Extracted records

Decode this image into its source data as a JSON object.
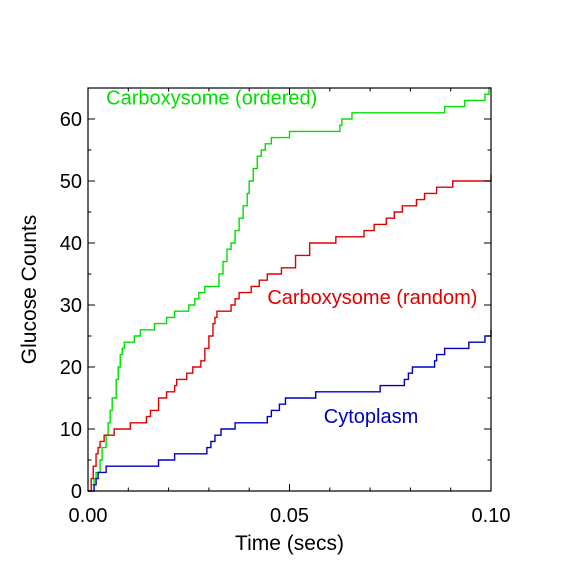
{
  "chart_data": {
    "type": "line",
    "step": true,
    "xlabel": "Time (secs)",
    "ylabel": "Glucose Counts",
    "xlim": [
      0,
      0.1
    ],
    "ylim": [
      0,
      65
    ],
    "x_ticks": [
      0.0,
      0.05,
      0.1
    ],
    "x_tick_labels": [
      "0.00",
      "0.05",
      "0.10"
    ],
    "y_ticks": [
      0,
      10,
      20,
      30,
      40,
      50,
      60
    ],
    "y_tick_labels": [
      "0",
      "10",
      "20",
      "30",
      "40",
      "50",
      "60"
    ],
    "grid": false,
    "legend": "inline labels",
    "series": [
      {
        "name": "Carboxysome (ordered)",
        "color": "#00e000",
        "label_anchor": [
          0.0045,
          62.3
        ],
        "points": [
          [
            0.0,
            0
          ],
          [
            0.0008,
            1
          ],
          [
            0.0015,
            2
          ],
          [
            0.002,
            3
          ],
          [
            0.003,
            5
          ],
          [
            0.0035,
            7
          ],
          [
            0.0045,
            9
          ],
          [
            0.005,
            11
          ],
          [
            0.0055,
            13
          ],
          [
            0.006,
            15
          ],
          [
            0.007,
            18
          ],
          [
            0.0075,
            20
          ],
          [
            0.008,
            22
          ],
          [
            0.0085,
            23
          ],
          [
            0.009,
            24
          ],
          [
            0.0115,
            25
          ],
          [
            0.013,
            26
          ],
          [
            0.0165,
            27
          ],
          [
            0.0195,
            28
          ],
          [
            0.0215,
            29
          ],
          [
            0.025,
            30
          ],
          [
            0.0265,
            31
          ],
          [
            0.0275,
            32
          ],
          [
            0.029,
            33
          ],
          [
            0.0325,
            35
          ],
          [
            0.0335,
            37
          ],
          [
            0.0345,
            39
          ],
          [
            0.0355,
            40
          ],
          [
            0.0365,
            42
          ],
          [
            0.0375,
            44
          ],
          [
            0.0385,
            46
          ],
          [
            0.0395,
            48
          ],
          [
            0.04,
            50
          ],
          [
            0.041,
            52
          ],
          [
            0.042,
            54
          ],
          [
            0.043,
            55
          ],
          [
            0.044,
            56
          ],
          [
            0.0455,
            57
          ],
          [
            0.05,
            58
          ],
          [
            0.0625,
            59
          ],
          [
            0.063,
            60
          ],
          [
            0.0655,
            61
          ],
          [
            0.0885,
            62
          ],
          [
            0.0935,
            63
          ],
          [
            0.0985,
            64
          ],
          [
            0.0995,
            65
          ],
          [
            0.1,
            65
          ]
        ]
      },
      {
        "name": "Carboxysome (random)",
        "color": "#e00000",
        "label_anchor": [
          0.0445,
          30.2
        ],
        "points": [
          [
            0.0,
            0
          ],
          [
            0.0008,
            2
          ],
          [
            0.0013,
            4
          ],
          [
            0.002,
            6
          ],
          [
            0.0025,
            7
          ],
          [
            0.003,
            8
          ],
          [
            0.004,
            9
          ],
          [
            0.0065,
            10
          ],
          [
            0.0105,
            11
          ],
          [
            0.0145,
            12
          ],
          [
            0.0155,
            13
          ],
          [
            0.0175,
            15
          ],
          [
            0.0195,
            16
          ],
          [
            0.0215,
            17
          ],
          [
            0.022,
            18
          ],
          [
            0.0245,
            19
          ],
          [
            0.026,
            20
          ],
          [
            0.028,
            21
          ],
          [
            0.029,
            23
          ],
          [
            0.03,
            25
          ],
          [
            0.031,
            27
          ],
          [
            0.0315,
            28
          ],
          [
            0.032,
            29
          ],
          [
            0.0355,
            30
          ],
          [
            0.0365,
            31
          ],
          [
            0.0375,
            32
          ],
          [
            0.0405,
            33
          ],
          [
            0.0425,
            34
          ],
          [
            0.0445,
            35
          ],
          [
            0.048,
            36
          ],
          [
            0.0515,
            38
          ],
          [
            0.055,
            40
          ],
          [
            0.0615,
            41
          ],
          [
            0.0685,
            42
          ],
          [
            0.071,
            43
          ],
          [
            0.074,
            44
          ],
          [
            0.076,
            45
          ],
          [
            0.078,
            46
          ],
          [
            0.0815,
            47
          ],
          [
            0.0835,
            48
          ],
          [
            0.0865,
            49
          ],
          [
            0.0905,
            50
          ],
          [
            0.1,
            51
          ]
        ]
      },
      {
        "name": "Cytoplasm",
        "color": "#0000c0",
        "label_anchor": [
          0.0585,
          11.0
        ],
        "points": [
          [
            0.0,
            0
          ],
          [
            0.0015,
            1
          ],
          [
            0.002,
            2
          ],
          [
            0.0025,
            3
          ],
          [
            0.0045,
            4
          ],
          [
            0.0175,
            5
          ],
          [
            0.0215,
            6
          ],
          [
            0.0295,
            7
          ],
          [
            0.0305,
            8
          ],
          [
            0.0315,
            9
          ],
          [
            0.033,
            10
          ],
          [
            0.0365,
            11
          ],
          [
            0.0445,
            12
          ],
          [
            0.0455,
            13
          ],
          [
            0.0475,
            14
          ],
          [
            0.049,
            15
          ],
          [
            0.0565,
            16
          ],
          [
            0.0725,
            17
          ],
          [
            0.0785,
            18
          ],
          [
            0.0795,
            19
          ],
          [
            0.0805,
            20
          ],
          [
            0.086,
            21
          ],
          [
            0.0865,
            22
          ],
          [
            0.0885,
            23
          ],
          [
            0.0945,
            24
          ],
          [
            0.0985,
            25
          ],
          [
            0.1,
            26
          ]
        ]
      }
    ]
  }
}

## [Task to complete]
Keep the pictures out of your copy, and repeat every entry above exactly.

## [Finished exercise]
Decode this image into its source data as a JSON object.
{
  "chart_data": {
    "type": "line",
    "step": true,
    "xlabel": "Time (secs)",
    "ylabel": "Glucose Counts",
    "xlim": [
      0,
      0.1
    ],
    "ylim": [
      0,
      65
    ],
    "x_ticks": [
      0.0,
      0.05,
      0.1
    ],
    "x_tick_labels": [
      "0.00",
      "0.05",
      "0.10"
    ],
    "y_ticks": [
      0,
      10,
      20,
      30,
      40,
      50,
      60
    ],
    "y_tick_labels": [
      "0",
      "10",
      "20",
      "30",
      "40",
      "50",
      "60"
    ],
    "grid": false,
    "legend": "inline labels",
    "series": [
      {
        "name": "Carboxysome (ordered)",
        "color": "#00e000",
        "label_anchor": [
          0.0045,
          62.3
        ],
        "points": [
          [
            0.0,
            0
          ],
          [
            0.0008,
            1
          ],
          [
            0.0015,
            2
          ],
          [
            0.002,
            3
          ],
          [
            0.003,
            5
          ],
          [
            0.0035,
            7
          ],
          [
            0.0045,
            9
          ],
          [
            0.005,
            11
          ],
          [
            0.0055,
            13
          ],
          [
            0.006,
            15
          ],
          [
            0.007,
            18
          ],
          [
            0.0075,
            20
          ],
          [
            0.008,
            22
          ],
          [
            0.0085,
            23
          ],
          [
            0.009,
            24
          ],
          [
            0.0115,
            25
          ],
          [
            0.013,
            26
          ],
          [
            0.0165,
            27
          ],
          [
            0.0195,
            28
          ],
          [
            0.0215,
            29
          ],
          [
            0.025,
            30
          ],
          [
            0.0265,
            31
          ],
          [
            0.0275,
            32
          ],
          [
            0.029,
            33
          ],
          [
            0.0325,
            35
          ],
          [
            0.0335,
            37
          ],
          [
            0.0345,
            39
          ],
          [
            0.0355,
            40
          ],
          [
            0.0365,
            42
          ],
          [
            0.0375,
            44
          ],
          [
            0.0385,
            46
          ],
          [
            0.0395,
            48
          ],
          [
            0.04,
            50
          ],
          [
            0.041,
            52
          ],
          [
            0.042,
            54
          ],
          [
            0.043,
            55
          ],
          [
            0.044,
            56
          ],
          [
            0.0455,
            57
          ],
          [
            0.05,
            58
          ],
          [
            0.0625,
            59
          ],
          [
            0.063,
            60
          ],
          [
            0.0655,
            61
          ],
          [
            0.0885,
            62
          ],
          [
            0.0935,
            63
          ],
          [
            0.0985,
            64
          ],
          [
            0.0995,
            65
          ],
          [
            0.1,
            65
          ]
        ]
      },
      {
        "name": "Carboxysome (random)",
        "color": "#e00000",
        "label_anchor": [
          0.0445,
          30.2
        ],
        "points": [
          [
            0.0,
            0
          ],
          [
            0.0008,
            2
          ],
          [
            0.0013,
            4
          ],
          [
            0.002,
            6
          ],
          [
            0.0025,
            7
          ],
          [
            0.003,
            8
          ],
          [
            0.004,
            9
          ],
          [
            0.0065,
            10
          ],
          [
            0.0105,
            11
          ],
          [
            0.0145,
            12
          ],
          [
            0.0155,
            13
          ],
          [
            0.0175,
            15
          ],
          [
            0.0195,
            16
          ],
          [
            0.0215,
            17
          ],
          [
            0.022,
            18
          ],
          [
            0.0245,
            19
          ],
          [
            0.026,
            20
          ],
          [
            0.028,
            21
          ],
          [
            0.029,
            23
          ],
          [
            0.03,
            25
          ],
          [
            0.031,
            27
          ],
          [
            0.0315,
            28
          ],
          [
            0.032,
            29
          ],
          [
            0.0355,
            30
          ],
          [
            0.0365,
            31
          ],
          [
            0.0375,
            32
          ],
          [
            0.0405,
            33
          ],
          [
            0.0425,
            34
          ],
          [
            0.0445,
            35
          ],
          [
            0.048,
            36
          ],
          [
            0.0515,
            38
          ],
          [
            0.055,
            40
          ],
          [
            0.0615,
            41
          ],
          [
            0.0685,
            42
          ],
          [
            0.071,
            43
          ],
          [
            0.074,
            44
          ],
          [
            0.076,
            45
          ],
          [
            0.078,
            46
          ],
          [
            0.0815,
            47
          ],
          [
            0.0835,
            48
          ],
          [
            0.0865,
            49
          ],
          [
            0.0905,
            50
          ],
          [
            0.1,
            51
          ]
        ]
      },
      {
        "name": "Cytoplasm",
        "color": "#0000c0",
        "label_anchor": [
          0.0585,
          11.0
        ],
        "points": [
          [
            0.0,
            0
          ],
          [
            0.0015,
            1
          ],
          [
            0.002,
            2
          ],
          [
            0.0025,
            3
          ],
          [
            0.0045,
            4
          ],
          [
            0.0175,
            5
          ],
          [
            0.0215,
            6
          ],
          [
            0.0295,
            7
          ],
          [
            0.0305,
            8
          ],
          [
            0.0315,
            9
          ],
          [
            0.033,
            10
          ],
          [
            0.0365,
            11
          ],
          [
            0.0445,
            12
          ],
          [
            0.0455,
            13
          ],
          [
            0.0475,
            14
          ],
          [
            0.049,
            15
          ],
          [
            0.0565,
            16
          ],
          [
            0.0725,
            17
          ],
          [
            0.0785,
            18
          ],
          [
            0.0795,
            19
          ],
          [
            0.0805,
            20
          ],
          [
            0.086,
            21
          ],
          [
            0.0865,
            22
          ],
          [
            0.0885,
            23
          ],
          [
            0.0945,
            24
          ],
          [
            0.0985,
            25
          ],
          [
            0.1,
            26
          ]
        ]
      }
    ]
  }
}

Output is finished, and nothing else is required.